Source excerpt>
# Gender Icon?



## Arrid (Jul 20, 2007)

In another thread there was something about a little icon to show the gender of the poster.
Seems like a good idea.
Any input?? 

​


----------



## Gygax1974 (Jul 20, 2007)

Dude when you say "any input" what are you really talking about? You can't use the word gender and "any input" in the same thread, us stupid americans might get the wrong idea. Sounds like an OK idea I've refferred to a couple of girls as dude and he...I'm so sorry about that. Is your avatar a male or female? Is it into "any input"?


----------



## Arrid (Jul 20, 2007)

Ohh him, he's into a lot of input 

And i didn't realize I'd put that. Ah well, no point changing it now.


----------



## kindprincess (Jul 20, 2007)

hmm, idk, i like being mr. ganja


----------



## Gygax1974 (Jul 20, 2007)

Sorry I couldn't resist... I like that idea


----------



## Arrid (Jul 20, 2007)

It is a nifty title.
You could have that, with the little icon next to the 'online/offline' Box.


----------



## Gygax1974 (Jul 20, 2007)

kindprincess said:


> hmm, idk, i like being mr. ganja


I kinda like the sound of Ms. or Miss Ganja better, it has a nice ring to it. now Mrs. Ganja wouldn't work cause it just means you are married to Mr. Ganja.


----------



## NO GROW (Jul 20, 2007)

I wish mine said miss ganja....


----------



## Arrid (Jul 22, 2007)

Well get Rollitup to change it for ya.

I'm sure he would.


----------



## LosAngelesGraff (Jul 22, 2007)

put it under the stoner,mr ganja title. also i dont think they will do it , but its sounds kinda hard to program in a title to react to two genders. 

and frankly i dont think roll it up is Up for it. i still love roll it up tho;.


----------



## Arrid (Jul 22, 2007)

Well theres gotta be some creative computer geeks around here somewhere !!


----------



## NO GROW (Jul 22, 2007)

If so, I don't really want mine to say miss. I am fine with mr.


----------



## LosAngelesGraff (Jul 23, 2007)

idea, 

well why dont they just change the titles in genral to be catering to both genders. 

then make gender icons for men and women, then a multi colored 8 for the herm's


----------

Brief A> In the records, begin at the line that has "candle — [827, 443, 833, 453]" and stop after the line that has "candle-body — [163, 554, 169, 557]". Write those lines out again with "price-tick-label" swapped for "price-axis-label", leaving everything else untouched.
The records have nothing to do with the forum thread above.

Provided records>

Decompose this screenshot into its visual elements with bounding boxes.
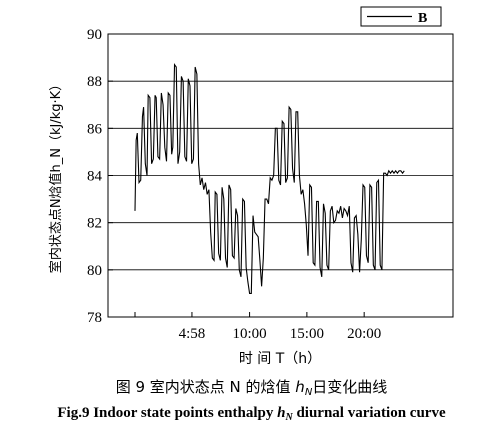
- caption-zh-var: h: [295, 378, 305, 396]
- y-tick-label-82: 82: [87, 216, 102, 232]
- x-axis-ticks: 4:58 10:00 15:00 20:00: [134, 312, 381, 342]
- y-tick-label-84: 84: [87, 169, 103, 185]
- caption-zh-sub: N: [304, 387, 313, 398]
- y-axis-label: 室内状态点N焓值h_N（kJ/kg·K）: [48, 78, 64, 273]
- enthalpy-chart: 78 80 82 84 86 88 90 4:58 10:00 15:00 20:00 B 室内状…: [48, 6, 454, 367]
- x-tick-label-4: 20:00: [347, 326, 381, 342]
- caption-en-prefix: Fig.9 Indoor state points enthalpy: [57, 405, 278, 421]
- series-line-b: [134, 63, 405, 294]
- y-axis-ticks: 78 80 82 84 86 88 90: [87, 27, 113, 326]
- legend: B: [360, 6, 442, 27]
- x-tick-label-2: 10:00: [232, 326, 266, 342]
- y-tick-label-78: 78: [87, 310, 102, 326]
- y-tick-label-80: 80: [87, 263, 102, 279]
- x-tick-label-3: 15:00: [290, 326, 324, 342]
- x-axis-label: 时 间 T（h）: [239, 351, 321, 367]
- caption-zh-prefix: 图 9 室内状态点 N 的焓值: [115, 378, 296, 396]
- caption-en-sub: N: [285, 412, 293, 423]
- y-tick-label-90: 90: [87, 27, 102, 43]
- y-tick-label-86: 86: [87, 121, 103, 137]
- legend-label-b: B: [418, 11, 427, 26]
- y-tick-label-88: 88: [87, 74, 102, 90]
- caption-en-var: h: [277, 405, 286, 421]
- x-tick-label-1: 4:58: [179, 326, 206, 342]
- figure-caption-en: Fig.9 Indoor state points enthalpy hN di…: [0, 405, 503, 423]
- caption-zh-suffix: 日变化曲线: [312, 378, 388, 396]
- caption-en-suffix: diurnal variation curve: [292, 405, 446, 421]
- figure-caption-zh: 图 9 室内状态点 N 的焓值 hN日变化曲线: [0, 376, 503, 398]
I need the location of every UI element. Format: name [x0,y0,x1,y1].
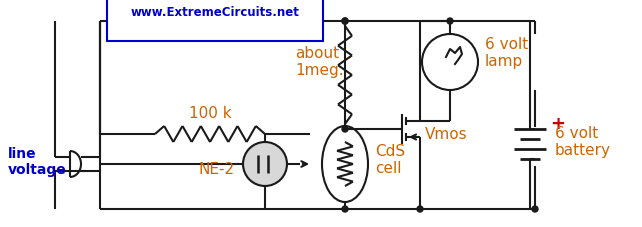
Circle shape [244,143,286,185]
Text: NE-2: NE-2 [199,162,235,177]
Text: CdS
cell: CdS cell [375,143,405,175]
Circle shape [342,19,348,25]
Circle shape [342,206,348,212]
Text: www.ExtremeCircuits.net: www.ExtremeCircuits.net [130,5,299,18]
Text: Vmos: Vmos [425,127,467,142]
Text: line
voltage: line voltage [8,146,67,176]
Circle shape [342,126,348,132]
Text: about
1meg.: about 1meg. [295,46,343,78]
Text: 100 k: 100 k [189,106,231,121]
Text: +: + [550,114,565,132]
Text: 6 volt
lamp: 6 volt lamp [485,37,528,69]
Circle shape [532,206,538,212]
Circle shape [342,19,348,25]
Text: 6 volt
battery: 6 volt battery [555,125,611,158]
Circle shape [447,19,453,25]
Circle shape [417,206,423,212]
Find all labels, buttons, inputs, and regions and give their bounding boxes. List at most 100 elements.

--

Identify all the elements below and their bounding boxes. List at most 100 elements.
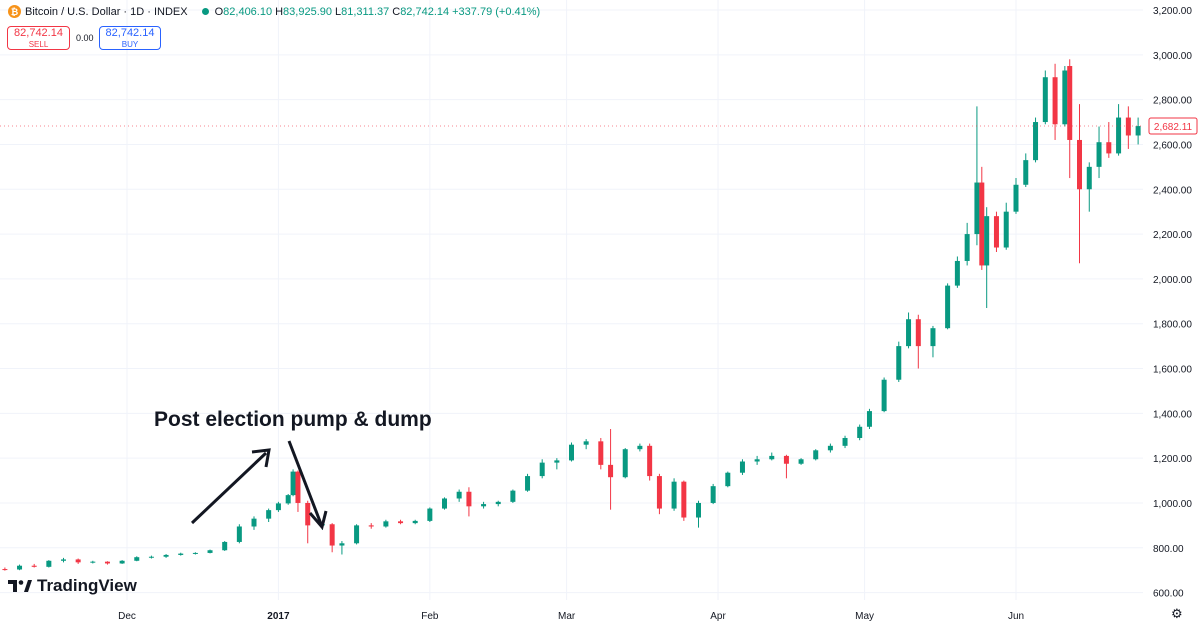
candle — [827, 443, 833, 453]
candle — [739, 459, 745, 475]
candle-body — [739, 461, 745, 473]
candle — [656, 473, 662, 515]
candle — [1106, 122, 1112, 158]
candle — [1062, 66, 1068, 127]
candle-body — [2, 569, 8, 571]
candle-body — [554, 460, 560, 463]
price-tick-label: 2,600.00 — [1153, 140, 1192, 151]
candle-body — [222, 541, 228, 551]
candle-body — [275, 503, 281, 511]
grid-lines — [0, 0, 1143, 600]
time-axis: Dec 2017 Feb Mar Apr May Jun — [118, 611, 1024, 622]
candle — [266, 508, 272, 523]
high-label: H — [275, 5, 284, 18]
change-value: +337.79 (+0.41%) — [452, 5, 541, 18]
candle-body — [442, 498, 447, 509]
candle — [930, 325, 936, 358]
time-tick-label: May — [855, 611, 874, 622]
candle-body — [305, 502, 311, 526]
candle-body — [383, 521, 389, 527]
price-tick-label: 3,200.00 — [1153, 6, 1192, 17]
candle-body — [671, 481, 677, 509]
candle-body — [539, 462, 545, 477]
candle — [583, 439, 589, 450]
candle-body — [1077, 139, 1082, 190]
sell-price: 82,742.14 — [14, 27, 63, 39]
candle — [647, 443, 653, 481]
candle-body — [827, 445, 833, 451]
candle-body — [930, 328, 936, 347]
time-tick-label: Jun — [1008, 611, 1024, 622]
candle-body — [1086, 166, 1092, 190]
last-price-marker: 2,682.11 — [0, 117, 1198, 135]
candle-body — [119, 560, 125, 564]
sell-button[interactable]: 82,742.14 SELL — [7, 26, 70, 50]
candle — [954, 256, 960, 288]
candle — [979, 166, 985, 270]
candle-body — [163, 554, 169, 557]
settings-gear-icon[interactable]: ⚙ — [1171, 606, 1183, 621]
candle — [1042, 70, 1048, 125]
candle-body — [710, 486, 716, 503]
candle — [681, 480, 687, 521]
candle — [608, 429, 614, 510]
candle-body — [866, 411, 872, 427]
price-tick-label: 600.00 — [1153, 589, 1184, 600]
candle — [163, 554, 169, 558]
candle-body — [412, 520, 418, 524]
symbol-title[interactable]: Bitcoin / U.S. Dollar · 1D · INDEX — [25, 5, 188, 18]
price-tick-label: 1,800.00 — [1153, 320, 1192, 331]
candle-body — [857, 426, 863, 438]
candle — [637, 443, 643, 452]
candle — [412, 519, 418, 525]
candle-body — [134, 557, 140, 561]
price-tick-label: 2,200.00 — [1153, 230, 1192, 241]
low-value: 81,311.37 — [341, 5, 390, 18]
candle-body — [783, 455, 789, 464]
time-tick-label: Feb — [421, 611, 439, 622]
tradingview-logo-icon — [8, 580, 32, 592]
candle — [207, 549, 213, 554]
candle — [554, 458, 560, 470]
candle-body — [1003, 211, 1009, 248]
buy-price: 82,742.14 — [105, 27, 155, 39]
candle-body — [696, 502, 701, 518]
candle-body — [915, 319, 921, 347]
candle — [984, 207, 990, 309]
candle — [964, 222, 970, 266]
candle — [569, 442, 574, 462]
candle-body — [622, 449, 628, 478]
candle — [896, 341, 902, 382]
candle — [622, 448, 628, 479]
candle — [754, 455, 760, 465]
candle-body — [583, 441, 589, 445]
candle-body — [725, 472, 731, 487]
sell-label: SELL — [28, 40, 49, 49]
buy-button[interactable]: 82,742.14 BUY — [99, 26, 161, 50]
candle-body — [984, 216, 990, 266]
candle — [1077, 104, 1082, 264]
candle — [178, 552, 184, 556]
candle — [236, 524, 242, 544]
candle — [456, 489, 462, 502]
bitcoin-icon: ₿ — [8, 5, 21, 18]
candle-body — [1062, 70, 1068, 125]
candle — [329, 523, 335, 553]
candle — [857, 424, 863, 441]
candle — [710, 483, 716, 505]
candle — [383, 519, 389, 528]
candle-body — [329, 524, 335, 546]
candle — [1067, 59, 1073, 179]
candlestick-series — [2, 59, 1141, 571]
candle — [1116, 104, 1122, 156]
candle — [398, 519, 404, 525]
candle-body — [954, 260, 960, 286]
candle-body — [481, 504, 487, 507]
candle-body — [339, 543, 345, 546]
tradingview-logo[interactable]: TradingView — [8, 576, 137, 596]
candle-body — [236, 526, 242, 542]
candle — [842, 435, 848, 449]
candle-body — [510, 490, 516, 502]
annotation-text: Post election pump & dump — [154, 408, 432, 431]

Brief B>
Answer these questions from the gender icon thread:
(i) Which poster started the thread, and on what date?
(ii) According to Gygax1974, what would "Mrs. Ganja" mean?
(iii) What did LosAngelesGraff propose for the herms?

Finished answer A>
candle — [827, 443, 833, 453]
candle — [739, 459, 745, 475]
candle-body — [739, 461, 745, 473]
candle — [656, 473, 662, 515]
candle — [1106, 122, 1112, 158]
candle — [1062, 66, 1068, 127]
candle-body — [2, 569, 8, 571]
candle-body — [554, 460, 560, 463]
price-axis-label: 2,600.00 — [1153, 140, 1192, 151]
candle-body — [222, 541, 228, 551]
candle-body — [275, 503, 281, 511]
grid-lines — [0, 0, 1143, 600]
time-axis: Dec 2017 Feb Mar Apr May Jun — [118, 611, 1024, 622]
candle — [266, 508, 272, 523]
high-label: H — [275, 5, 284, 18]
change-value: +337.79 (+0.41%) — [452, 5, 541, 18]
candle-body — [442, 498, 447, 509]
candle — [930, 325, 936, 358]
time-tick-label: May — [855, 611, 874, 622]
candle-body — [305, 502, 311, 526]
candle-body — [383, 521, 389, 527]
price-axis-label: 3,200.00 — [1153, 6, 1192, 17]
candle-body — [671, 481, 677, 509]
candle-body — [539, 462, 545, 477]
candle — [583, 439, 589, 450]
candle-body — [1077, 139, 1082, 190]
sell-price: 82,742.14 — [14, 27, 63, 39]
candle — [647, 443, 653, 481]
candle-body — [827, 445, 833, 451]
candle-body — [930, 328, 936, 347]
time-tick-label: Jun — [1008, 611, 1024, 622]
candle-body — [1086, 166, 1092, 190]
last-price-marker: 2,682.11 — [0, 117, 1198, 135]
candle-body — [119, 560, 125, 564]
sell-button[interactable]: 82,742.14 SELL — [7, 26, 70, 50]
candle — [954, 256, 960, 288]
candle — [979, 166, 985, 270]
candle-body — [163, 554, 169, 557]

Finished answer B>
(i) Arrid, on Jul 20, 2007.
(ii) That you are married to Mr. Ganja.
(iii) A multi colored 8.